Problem » Check each line of the data below for the word "SPEED", then extract the ones that have it.

>> Start Data supplied

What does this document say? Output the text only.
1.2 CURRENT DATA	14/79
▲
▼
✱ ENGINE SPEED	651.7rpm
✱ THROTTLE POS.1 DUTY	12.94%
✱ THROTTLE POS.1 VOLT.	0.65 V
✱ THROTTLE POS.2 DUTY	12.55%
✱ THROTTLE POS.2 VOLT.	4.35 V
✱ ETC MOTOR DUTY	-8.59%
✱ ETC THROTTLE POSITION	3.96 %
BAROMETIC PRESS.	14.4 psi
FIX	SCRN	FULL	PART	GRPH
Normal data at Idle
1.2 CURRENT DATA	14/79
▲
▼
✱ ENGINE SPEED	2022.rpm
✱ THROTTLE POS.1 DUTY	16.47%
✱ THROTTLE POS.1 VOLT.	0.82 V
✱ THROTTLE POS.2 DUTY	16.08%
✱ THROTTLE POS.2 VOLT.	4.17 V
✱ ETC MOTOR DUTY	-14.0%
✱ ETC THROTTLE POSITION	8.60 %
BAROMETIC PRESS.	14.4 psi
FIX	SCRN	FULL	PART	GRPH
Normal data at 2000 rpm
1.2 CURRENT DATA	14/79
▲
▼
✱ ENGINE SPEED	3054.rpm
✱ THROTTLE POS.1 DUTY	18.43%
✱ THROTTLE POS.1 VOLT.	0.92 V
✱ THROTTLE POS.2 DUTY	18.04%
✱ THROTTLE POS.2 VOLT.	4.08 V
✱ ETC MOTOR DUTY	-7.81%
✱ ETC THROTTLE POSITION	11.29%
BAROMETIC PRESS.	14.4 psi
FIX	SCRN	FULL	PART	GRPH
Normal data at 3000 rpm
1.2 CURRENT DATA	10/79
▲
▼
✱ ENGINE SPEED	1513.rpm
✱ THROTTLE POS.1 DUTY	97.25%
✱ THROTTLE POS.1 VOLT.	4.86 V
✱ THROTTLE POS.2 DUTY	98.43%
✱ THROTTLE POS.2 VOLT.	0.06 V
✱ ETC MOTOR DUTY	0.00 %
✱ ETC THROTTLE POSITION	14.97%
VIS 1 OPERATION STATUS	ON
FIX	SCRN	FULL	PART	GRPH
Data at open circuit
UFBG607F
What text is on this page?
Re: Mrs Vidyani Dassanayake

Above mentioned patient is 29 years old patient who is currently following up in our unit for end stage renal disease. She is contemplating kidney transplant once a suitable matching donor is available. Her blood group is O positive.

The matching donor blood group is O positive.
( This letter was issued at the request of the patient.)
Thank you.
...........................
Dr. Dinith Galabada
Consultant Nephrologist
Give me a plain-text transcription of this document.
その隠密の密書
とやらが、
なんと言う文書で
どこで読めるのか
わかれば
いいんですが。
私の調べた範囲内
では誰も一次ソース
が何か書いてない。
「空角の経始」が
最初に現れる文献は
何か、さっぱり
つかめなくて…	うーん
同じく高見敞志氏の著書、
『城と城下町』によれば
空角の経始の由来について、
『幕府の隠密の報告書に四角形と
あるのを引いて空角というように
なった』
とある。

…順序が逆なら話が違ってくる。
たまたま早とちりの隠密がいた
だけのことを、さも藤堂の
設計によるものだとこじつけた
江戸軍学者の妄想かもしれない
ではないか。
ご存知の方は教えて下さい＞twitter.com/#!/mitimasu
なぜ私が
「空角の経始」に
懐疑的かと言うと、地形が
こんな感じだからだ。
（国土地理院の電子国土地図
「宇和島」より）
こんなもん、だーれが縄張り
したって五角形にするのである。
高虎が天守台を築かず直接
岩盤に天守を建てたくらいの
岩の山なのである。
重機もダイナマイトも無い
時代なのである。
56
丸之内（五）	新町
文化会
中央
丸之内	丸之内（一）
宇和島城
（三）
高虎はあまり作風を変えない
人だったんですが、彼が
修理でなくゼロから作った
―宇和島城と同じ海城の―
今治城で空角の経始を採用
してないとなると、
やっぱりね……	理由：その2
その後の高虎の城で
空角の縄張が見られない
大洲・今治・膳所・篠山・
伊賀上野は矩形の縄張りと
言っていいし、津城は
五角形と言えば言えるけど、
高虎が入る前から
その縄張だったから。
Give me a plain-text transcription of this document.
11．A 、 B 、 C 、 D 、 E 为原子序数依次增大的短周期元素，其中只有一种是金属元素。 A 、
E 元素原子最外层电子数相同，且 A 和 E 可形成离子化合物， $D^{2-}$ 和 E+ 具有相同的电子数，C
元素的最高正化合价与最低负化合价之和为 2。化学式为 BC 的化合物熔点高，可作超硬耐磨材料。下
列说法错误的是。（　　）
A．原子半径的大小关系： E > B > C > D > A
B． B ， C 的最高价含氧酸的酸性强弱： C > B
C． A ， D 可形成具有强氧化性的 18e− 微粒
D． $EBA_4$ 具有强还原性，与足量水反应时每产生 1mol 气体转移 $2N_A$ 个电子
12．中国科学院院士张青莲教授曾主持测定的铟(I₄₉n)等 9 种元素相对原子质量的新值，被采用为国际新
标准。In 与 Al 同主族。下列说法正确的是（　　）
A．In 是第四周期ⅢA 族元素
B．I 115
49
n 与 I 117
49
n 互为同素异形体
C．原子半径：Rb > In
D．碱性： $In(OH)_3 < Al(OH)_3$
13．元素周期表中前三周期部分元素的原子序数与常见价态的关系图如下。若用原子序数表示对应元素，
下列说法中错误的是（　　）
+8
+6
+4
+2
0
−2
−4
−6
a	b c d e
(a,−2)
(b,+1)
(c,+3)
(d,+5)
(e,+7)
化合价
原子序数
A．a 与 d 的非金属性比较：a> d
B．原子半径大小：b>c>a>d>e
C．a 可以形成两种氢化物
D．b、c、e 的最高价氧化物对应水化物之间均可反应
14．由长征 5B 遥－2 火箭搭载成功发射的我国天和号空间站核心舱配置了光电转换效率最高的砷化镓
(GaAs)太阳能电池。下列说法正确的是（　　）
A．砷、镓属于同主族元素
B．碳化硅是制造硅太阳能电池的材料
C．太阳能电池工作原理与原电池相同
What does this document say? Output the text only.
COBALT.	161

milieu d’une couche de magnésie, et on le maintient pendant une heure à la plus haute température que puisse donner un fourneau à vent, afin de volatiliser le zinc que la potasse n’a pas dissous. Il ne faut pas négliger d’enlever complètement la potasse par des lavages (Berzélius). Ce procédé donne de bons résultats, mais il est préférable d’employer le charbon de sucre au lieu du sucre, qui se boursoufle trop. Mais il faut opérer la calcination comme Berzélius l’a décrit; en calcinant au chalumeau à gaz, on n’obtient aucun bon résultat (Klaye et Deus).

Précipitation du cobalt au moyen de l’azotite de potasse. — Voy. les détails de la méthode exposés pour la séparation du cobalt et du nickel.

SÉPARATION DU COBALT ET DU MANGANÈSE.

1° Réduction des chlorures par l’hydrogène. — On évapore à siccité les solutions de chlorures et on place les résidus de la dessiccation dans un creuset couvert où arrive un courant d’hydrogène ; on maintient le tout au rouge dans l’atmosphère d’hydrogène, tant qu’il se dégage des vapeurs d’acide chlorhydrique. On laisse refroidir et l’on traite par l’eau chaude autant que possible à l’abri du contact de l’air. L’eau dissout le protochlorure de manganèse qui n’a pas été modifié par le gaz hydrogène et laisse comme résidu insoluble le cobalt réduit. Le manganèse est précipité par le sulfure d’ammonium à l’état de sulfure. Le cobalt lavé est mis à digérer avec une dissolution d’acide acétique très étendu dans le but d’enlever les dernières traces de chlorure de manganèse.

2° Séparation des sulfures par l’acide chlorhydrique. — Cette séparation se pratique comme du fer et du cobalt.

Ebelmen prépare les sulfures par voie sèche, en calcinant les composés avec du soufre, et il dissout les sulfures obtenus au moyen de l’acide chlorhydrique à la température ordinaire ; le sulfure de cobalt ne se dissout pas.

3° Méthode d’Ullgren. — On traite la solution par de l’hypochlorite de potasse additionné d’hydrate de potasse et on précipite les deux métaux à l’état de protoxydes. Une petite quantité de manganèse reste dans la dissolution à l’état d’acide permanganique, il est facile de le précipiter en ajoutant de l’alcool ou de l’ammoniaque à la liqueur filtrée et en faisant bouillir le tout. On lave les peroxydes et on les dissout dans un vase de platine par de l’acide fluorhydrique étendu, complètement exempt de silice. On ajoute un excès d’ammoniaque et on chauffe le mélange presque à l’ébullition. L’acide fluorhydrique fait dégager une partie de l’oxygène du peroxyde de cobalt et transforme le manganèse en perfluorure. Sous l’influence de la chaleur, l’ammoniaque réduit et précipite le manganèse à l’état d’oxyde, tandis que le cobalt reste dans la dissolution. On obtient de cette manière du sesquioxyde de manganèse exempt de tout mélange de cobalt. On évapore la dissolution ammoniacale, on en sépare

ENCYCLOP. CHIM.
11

>> End Data supplied

Correct output »
✱ ENGINE SPEED	651.7rpm
✱ ENGINE SPEED	2022.rpm
✱ ENGINE SPEED	3054.rpm
✱ ENGINE SPEED	1513.rpm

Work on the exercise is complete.